PROBLEM TO WORK ON: Pull out every line in the entries that contains the string "point". Match case exactly.

(Labeled region entries)
---*---

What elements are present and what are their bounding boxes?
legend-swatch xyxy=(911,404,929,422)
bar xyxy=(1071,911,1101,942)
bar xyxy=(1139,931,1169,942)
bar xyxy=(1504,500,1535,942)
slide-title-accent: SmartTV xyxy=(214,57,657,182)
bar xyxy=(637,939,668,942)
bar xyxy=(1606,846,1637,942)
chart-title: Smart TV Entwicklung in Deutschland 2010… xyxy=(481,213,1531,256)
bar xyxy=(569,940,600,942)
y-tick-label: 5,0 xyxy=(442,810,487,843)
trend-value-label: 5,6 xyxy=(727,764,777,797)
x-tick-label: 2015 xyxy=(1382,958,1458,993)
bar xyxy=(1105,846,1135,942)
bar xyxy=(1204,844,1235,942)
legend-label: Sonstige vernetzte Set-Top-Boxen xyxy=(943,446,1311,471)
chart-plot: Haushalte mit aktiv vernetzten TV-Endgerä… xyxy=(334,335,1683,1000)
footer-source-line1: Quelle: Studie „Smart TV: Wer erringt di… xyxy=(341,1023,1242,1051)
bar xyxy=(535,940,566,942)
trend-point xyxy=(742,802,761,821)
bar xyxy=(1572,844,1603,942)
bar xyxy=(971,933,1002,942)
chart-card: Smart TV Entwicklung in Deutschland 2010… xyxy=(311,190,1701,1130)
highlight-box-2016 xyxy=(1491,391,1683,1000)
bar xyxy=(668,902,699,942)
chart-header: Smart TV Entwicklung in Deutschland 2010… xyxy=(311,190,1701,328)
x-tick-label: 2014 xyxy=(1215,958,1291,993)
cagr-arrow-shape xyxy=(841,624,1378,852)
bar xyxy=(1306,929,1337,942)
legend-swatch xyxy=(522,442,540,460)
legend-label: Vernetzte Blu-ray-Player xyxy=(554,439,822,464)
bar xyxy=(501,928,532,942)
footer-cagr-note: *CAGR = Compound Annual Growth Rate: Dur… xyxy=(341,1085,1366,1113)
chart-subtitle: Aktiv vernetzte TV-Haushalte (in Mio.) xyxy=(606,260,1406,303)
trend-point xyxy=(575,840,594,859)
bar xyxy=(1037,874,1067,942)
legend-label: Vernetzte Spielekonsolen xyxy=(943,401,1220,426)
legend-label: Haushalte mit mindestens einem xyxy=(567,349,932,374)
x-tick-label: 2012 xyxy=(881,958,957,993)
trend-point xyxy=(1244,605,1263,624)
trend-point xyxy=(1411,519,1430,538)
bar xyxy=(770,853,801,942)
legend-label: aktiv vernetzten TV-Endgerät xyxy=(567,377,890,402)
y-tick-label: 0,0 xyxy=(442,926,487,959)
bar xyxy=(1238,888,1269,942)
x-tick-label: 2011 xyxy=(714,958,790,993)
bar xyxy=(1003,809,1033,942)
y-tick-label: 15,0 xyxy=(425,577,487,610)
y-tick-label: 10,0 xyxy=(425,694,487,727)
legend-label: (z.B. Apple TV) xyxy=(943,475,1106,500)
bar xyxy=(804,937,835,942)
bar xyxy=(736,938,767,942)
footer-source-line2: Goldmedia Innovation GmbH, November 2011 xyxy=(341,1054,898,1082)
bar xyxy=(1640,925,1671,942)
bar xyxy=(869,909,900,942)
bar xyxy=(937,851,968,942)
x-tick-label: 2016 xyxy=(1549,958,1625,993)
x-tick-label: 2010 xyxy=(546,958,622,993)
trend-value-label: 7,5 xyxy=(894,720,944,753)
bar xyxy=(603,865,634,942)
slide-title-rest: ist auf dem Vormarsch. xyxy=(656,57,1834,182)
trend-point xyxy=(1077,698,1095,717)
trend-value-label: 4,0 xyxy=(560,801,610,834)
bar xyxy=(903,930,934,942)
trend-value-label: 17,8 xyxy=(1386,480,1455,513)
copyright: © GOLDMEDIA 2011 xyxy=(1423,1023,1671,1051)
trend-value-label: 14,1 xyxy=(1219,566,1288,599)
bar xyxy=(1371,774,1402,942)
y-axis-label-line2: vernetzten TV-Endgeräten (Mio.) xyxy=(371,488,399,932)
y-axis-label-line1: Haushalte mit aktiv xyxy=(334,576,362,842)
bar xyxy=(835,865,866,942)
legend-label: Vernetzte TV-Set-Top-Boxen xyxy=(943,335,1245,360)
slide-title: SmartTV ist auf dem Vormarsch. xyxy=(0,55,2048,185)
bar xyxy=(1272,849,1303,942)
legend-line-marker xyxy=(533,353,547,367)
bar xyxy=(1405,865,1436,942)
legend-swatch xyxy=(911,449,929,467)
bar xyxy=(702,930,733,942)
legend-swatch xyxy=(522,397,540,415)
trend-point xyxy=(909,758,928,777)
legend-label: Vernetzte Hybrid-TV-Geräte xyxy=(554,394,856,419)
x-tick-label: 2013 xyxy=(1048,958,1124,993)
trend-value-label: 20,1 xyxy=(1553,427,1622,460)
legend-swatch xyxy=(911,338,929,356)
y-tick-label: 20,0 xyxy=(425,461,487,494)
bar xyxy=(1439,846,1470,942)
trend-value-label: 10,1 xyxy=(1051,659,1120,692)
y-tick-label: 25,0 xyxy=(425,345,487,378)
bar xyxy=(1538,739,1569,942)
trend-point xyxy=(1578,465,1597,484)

---*---

ANSWER TO THE EXERCISE:
trend-point xyxy=(742,802,761,821)
trend-point xyxy=(575,840,594,859)
trend-point xyxy=(1244,605,1263,624)
trend-point xyxy=(1411,519,1430,538)
trend-point xyxy=(1077,698,1095,717)
trend-point xyxy=(909,758,928,777)
trend-point xyxy=(1578,465,1597,484)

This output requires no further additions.